▸ **Dataset excerpts**
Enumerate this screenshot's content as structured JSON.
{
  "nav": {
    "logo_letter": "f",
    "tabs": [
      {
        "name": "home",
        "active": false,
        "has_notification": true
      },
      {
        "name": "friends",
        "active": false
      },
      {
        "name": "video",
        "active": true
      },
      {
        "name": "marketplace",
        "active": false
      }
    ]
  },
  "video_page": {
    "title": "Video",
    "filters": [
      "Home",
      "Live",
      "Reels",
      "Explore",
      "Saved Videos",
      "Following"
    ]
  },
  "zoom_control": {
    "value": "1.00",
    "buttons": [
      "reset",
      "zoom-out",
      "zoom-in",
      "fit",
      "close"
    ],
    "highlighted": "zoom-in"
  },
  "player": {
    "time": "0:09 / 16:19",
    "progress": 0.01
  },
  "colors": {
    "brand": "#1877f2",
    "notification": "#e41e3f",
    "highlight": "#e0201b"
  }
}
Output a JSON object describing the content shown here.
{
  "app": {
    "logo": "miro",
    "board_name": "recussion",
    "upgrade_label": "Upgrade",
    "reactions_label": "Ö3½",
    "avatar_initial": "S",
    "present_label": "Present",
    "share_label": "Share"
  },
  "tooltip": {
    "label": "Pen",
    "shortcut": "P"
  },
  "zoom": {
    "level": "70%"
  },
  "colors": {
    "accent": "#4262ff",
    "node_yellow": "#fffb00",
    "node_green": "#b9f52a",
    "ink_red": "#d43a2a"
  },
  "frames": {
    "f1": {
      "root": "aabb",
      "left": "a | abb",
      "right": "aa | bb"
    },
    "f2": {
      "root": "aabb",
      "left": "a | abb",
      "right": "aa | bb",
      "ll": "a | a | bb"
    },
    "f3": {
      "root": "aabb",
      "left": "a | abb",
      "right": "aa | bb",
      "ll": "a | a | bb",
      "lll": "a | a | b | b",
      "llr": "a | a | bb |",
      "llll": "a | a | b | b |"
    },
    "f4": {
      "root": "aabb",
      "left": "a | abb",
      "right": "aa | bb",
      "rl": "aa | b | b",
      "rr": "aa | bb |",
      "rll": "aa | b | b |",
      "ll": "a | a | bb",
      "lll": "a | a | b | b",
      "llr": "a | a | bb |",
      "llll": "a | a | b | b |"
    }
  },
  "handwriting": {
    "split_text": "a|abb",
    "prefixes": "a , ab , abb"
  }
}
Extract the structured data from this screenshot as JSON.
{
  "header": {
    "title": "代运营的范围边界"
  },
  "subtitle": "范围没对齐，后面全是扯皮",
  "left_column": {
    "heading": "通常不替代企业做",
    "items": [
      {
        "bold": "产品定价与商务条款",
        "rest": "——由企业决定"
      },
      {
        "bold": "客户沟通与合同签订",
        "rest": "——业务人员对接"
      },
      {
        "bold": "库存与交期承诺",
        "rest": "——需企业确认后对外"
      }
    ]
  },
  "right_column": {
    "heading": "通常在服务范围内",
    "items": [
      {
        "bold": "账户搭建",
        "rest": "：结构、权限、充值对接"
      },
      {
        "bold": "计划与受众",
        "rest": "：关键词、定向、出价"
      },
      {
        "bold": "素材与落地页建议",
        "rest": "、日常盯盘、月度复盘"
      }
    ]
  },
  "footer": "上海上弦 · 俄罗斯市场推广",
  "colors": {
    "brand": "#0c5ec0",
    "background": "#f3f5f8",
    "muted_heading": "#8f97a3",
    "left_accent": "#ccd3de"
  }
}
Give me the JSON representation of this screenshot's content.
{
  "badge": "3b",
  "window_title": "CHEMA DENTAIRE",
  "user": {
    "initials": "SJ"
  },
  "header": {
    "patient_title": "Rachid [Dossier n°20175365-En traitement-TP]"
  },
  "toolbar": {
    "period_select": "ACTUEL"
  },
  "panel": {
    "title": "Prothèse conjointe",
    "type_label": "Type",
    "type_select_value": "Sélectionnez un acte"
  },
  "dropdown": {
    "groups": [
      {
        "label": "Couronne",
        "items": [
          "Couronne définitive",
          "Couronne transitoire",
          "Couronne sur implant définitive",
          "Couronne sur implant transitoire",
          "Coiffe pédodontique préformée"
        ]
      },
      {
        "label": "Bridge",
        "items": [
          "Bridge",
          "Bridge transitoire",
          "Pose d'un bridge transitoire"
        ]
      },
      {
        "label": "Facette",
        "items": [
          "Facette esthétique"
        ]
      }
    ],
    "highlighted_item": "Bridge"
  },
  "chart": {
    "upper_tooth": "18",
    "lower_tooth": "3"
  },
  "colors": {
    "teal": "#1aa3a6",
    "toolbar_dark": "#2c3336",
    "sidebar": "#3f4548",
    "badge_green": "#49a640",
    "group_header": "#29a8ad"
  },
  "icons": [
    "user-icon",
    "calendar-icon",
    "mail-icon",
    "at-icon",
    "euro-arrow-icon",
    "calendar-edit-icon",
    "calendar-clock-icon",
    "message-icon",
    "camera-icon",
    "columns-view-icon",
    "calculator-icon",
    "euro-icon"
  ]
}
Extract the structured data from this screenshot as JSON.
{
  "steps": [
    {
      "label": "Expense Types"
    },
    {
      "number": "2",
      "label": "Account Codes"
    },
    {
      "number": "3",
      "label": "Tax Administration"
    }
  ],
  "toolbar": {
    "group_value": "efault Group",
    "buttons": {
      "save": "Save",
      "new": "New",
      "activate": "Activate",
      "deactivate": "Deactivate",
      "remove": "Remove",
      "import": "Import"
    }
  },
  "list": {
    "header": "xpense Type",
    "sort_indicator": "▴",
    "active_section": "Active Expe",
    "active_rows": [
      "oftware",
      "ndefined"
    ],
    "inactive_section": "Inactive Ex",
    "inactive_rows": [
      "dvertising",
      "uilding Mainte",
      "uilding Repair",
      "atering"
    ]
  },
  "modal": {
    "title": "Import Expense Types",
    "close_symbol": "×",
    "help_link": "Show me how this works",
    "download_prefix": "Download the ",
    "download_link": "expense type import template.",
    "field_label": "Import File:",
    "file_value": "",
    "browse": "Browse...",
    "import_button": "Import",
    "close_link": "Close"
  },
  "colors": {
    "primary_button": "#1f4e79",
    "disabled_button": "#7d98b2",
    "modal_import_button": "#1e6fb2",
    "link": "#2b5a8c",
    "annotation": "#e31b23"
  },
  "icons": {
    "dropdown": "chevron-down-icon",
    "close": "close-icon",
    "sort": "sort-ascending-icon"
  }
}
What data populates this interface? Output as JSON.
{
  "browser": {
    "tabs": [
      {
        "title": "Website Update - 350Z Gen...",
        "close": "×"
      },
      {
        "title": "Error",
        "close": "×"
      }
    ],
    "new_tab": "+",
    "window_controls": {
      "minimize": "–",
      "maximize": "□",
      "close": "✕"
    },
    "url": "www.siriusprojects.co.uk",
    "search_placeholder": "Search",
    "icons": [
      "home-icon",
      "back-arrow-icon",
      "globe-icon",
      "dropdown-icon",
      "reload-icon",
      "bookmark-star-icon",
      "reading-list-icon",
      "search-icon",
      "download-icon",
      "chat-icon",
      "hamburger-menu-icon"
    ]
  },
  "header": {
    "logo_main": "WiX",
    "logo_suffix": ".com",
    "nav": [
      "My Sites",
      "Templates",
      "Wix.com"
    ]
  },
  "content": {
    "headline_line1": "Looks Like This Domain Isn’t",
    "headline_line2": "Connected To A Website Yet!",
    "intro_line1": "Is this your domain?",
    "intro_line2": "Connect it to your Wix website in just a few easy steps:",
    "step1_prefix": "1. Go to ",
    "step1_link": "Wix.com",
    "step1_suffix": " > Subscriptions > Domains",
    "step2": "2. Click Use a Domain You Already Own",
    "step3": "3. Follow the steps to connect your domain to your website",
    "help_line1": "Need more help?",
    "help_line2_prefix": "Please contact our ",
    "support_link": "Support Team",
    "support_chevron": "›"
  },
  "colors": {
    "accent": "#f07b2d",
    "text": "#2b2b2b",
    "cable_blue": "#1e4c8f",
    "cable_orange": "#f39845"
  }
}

▸ **WHAT THIS TASK INVOLVES**
The lines to reproduce run from the line containing "What data populates" to the end of the listing; write them out exactly and add nothing.

▸ **OUTPUT BELOW**
What data populates this interface? Output as JSON.
{
  "browser": {
    "tabs": [
      {
        "title": "Website Update - 350Z Gen...",
        "close": "×"
      },
      {
        "title": "Error",
        "close": "×"
      }
    ],
    "new_tab": "+",
    "window_controls": {
      "minimize": "–",
      "maximize": "□",
      "close": "✕"
    },
    "url": "www.siriusprojects.co.uk",
    "search_placeholder": "Search",
    "icons": [
      "home-icon",
      "back-arrow-icon",
      "globe-icon",
      "dropdown-icon",
      "reload-icon",
      "bookmark-star-icon",
      "reading-list-icon",
      "search-icon",
      "download-icon",
      "chat-icon",
      "hamburger-menu-icon"
    ]
  },
  "header": {
    "logo_main": "WiX",
    "logo_suffix": ".com",
    "nav": [
      "My Sites",
      "Templates",
      "Wix.com"
    ]
  },
  "content": {
    "headline_line1": "Looks Like This Domain Isn’t",
    "headline_line2": "Connected To A Website Yet!",
    "intro_line1": "Is this your domain?",
    "intro_line2": "Connect it to your Wix website in just a few easy steps:",
    "step1_prefix": "1. Go to ",
    "step1_link": "Wix.com",
    "step1_suffix": " > Subscriptions > Domains",
    "step2": "2. Click Use a Domain You Already Own",
    "step3": "3. Follow the steps to connect your domain to your website",
    "help_line1": "Need more help?",
    "help_line2_prefix": "Please contact our ",
    "support_link": "Support Team",
    "support_chevron": "›"
  },
  "colors": {
    "accent": "#f07b2d",
    "text": "#2b2b2b",
    "cable_blue": "#1e4c8f",
    "cable_orange": "#f39845"
  }
}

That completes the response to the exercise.